# What is asked:
Format everything from the first line of the data down to the line containing "- postmark-code-text: 11: [900, 230, 956, 263]", inclusive, as a Markdown table with the columns Row and Entry: number each line in Row, put its full text in Entry, and omit any blank lines.

# Given data:
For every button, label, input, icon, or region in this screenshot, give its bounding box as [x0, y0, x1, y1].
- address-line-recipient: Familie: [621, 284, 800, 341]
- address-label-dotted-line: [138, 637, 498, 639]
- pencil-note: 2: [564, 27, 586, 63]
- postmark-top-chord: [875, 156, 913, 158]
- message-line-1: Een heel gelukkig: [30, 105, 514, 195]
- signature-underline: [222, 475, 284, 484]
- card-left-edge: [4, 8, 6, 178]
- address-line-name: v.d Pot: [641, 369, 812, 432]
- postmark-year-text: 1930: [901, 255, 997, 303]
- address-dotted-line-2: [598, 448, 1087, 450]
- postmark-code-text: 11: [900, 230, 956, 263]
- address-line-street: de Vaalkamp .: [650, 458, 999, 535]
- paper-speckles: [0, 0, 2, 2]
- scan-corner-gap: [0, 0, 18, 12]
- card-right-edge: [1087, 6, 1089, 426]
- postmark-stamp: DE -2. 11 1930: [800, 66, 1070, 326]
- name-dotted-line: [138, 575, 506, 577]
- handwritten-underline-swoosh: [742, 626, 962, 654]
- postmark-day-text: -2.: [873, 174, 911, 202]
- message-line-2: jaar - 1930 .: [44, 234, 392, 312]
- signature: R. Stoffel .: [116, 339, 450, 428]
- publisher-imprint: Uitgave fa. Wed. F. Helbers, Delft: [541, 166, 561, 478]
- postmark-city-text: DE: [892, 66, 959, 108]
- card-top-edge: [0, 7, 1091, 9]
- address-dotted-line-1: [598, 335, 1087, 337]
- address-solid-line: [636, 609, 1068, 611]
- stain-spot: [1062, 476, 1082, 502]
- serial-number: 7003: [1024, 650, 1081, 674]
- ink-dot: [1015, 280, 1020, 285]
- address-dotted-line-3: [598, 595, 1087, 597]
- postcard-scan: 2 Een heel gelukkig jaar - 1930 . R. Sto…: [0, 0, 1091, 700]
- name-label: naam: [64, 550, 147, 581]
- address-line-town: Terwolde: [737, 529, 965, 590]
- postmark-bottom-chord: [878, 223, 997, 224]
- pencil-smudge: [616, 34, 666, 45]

# Complete response:
| Row | Entry |
|---|---|
| 1 | For every button, label, input, icon, or region in this screenshot, give its bounding box as [x0, y0, x1, y1]. |
| 2 | - address-line-recipient: Familie: [621, 284, 800, 341] |
| 3 | - address-label-dotted-line: [138, 637, 498, 639] |
| 4 | - pencil-note: 2: [564, 27, 586, 63] |
| 5 | - postmark-top-chord: [875, 156, 913, 158] |
| 6 | - message-line-1: Een heel gelukkig: [30, 105, 514, 195] |
| 7 | - signature-underline: [222, 475, 284, 484] |
| 8 | - card-left-edge: [4, 8, 6, 178] |
| 9 | - address-line-name: v.d Pot: [641, 369, 812, 432] |
| 10 | - postmark-year-text: 1930: [901, 255, 997, 303] |
| 11 | - address-dotted-line-2: [598, 448, 1087, 450] |
| 12 | - postmark-code-text: 11: [900, 230, 956, 263] |